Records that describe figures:
>>>>>

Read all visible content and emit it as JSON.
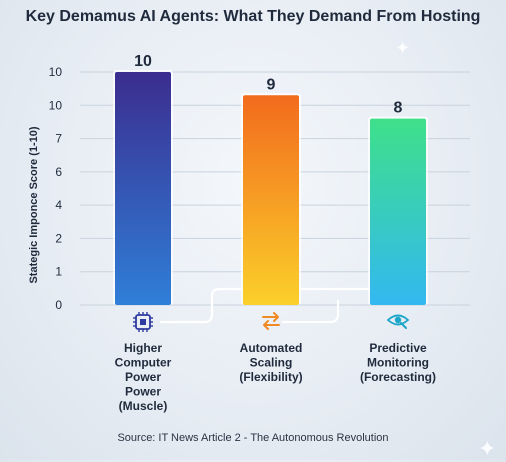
{
  "title": "Key Demamus AI Agents: What They Demand From Hosting",
  "source": "Source: IT News Article 2 - The Autonomous Revolution",
  "chart_data": {
    "type": "bar",
    "ylabel": "Stategic Imponce Score (1-10)",
    "y_tick_labels": [
      "0",
      "1",
      "2",
      "4",
      "6",
      "7",
      "10",
      "10"
    ],
    "categories": [
      {
        "lines": [
          "Higher",
          "Computer",
          "Power",
          "Power",
          "(Muscle)"
        ],
        "icon": "cpu-chip-icon"
      },
      {
        "lines": [
          "Automated",
          "Scaling",
          "(Flexibility)"
        ],
        "icon": "swap-arrows-icon"
      },
      {
        "lines": [
          "Predictive",
          "Monitoring",
          "(Forecasting)"
        ],
        "icon": "eye-scan-icon"
      }
    ],
    "values": [
      10,
      9,
      8
    ],
    "value_labels": [
      "10",
      "9",
      "8"
    ],
    "ylim": [
      0,
      10
    ],
    "grid": true,
    "colors": {
      "bar1_top": "#3b2d8f",
      "bar1_bottom": "#2f7fd8",
      "bar2_top": "#f26b1d",
      "bar2_bottom": "#fbd02a",
      "bar3_top": "#3ee08a",
      "bar3_bottom": "#33b8f0",
      "icon1": "#2d3aa0",
      "icon2": "#f08a24",
      "icon3": "#1aa5c9"
    }
  }
}
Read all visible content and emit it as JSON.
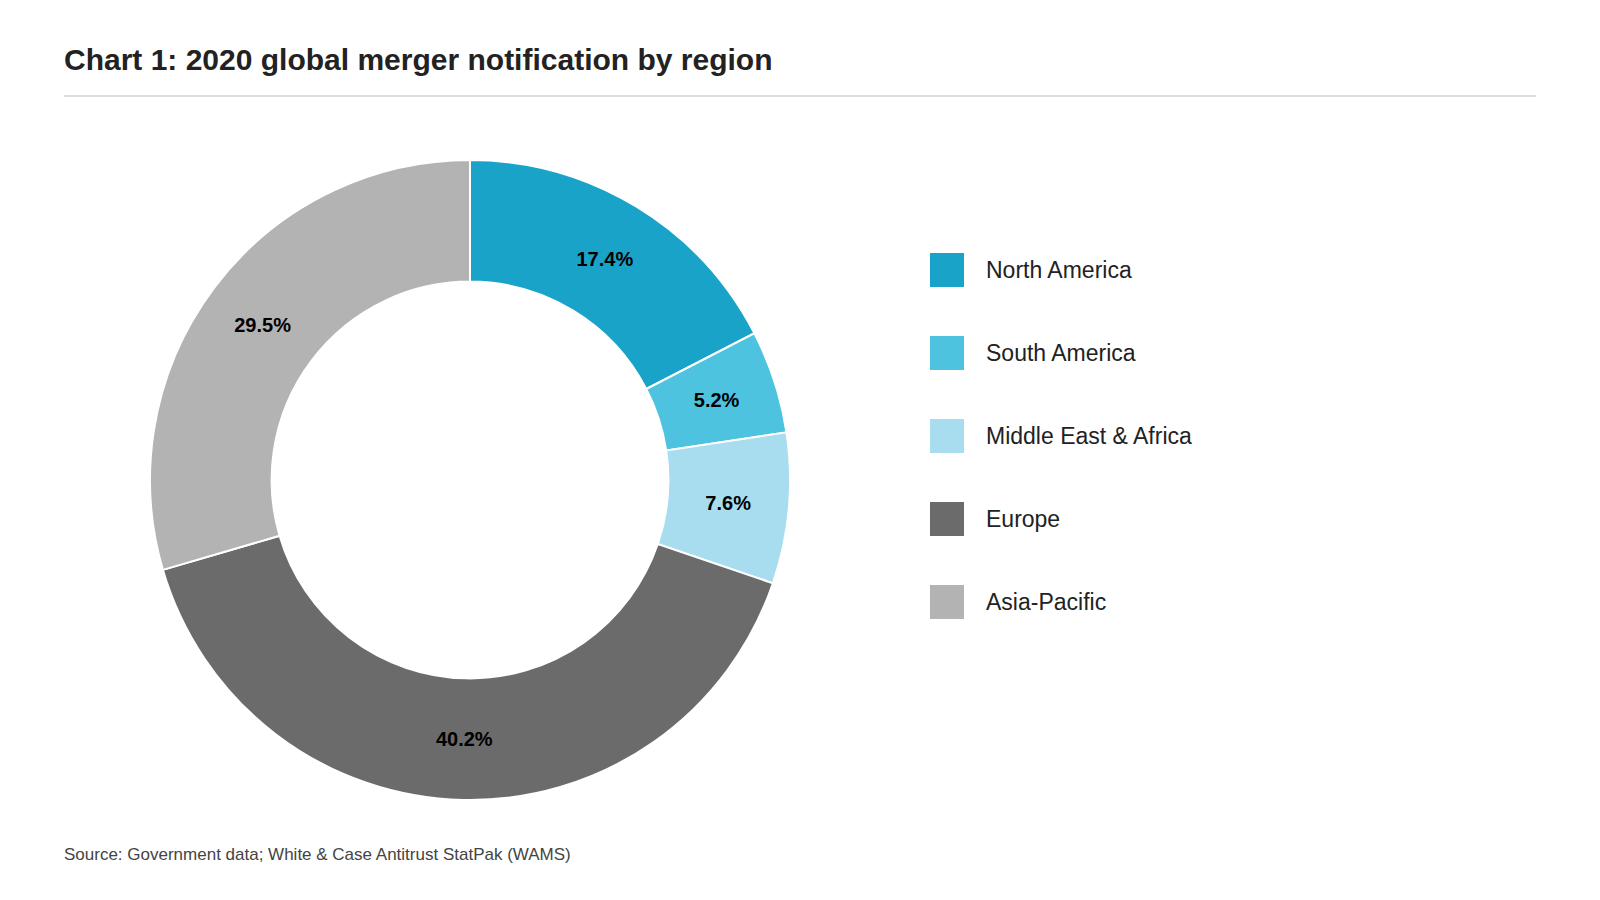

<<<<<

WHAT YOU HAVE TO DO: Reproduce every entry word for word, but omit the pictures.

RESPONSE FOR THIS EXERCISE:
Read all visible content and emit it as JSON.
{
  "title": "Key Demamus AI Agents: What They Demand From Hosting",
  "source": "Source: IT News Article 2 - The Autonomous Revolution",
  "chart_data": {
    "type": "bar",
    "ylabel": "Stategic Imponce Score (1-10)",
    "y_tick_labels": [
      "0",
      "1",
      "2",
      "4",
      "6",
      "7",
      "10",
      "10"
    ],
    "categories": [
      {
        "lines": [
          "Higher",
          "Computer",
          "Power",
          "Power",
          "(Muscle)"
        ],
        "icon": "cpu-chip-icon"
      },
      {
        "lines": [
          "Automated",
          "Scaling",
          "(Flexibility)"
        ],
        "icon": "swap-arrows-icon"
      },
      {
        "lines": [
          "Predictive",
          "Monitoring",
          "(Forecasting)"
        ],
        "icon": "eye-scan-icon"
      }
    ],
    "values": [
      10,
      9,
      8
    ],
    "value_labels": [
      "10",
      "9",
      "8"
    ],
    "ylim": [
      0,
      10
    ],
    "grid": true,
    "colors": {
      "bar1_top": "#3b2d8f",
      "bar1_bottom": "#2f7fd8",
      "bar2_top": "#f26b1d",
      "bar2_bottom": "#fbd02a",
      "bar3_top": "#3ee08a",
      "bar3_bottom": "#33b8f0",
      "icon1": "#2d3aa0",
      "icon2": "#f08a24",
      "icon3": "#1aa5c9"
    }
  }
}
Read all visible content and emit it as JSON.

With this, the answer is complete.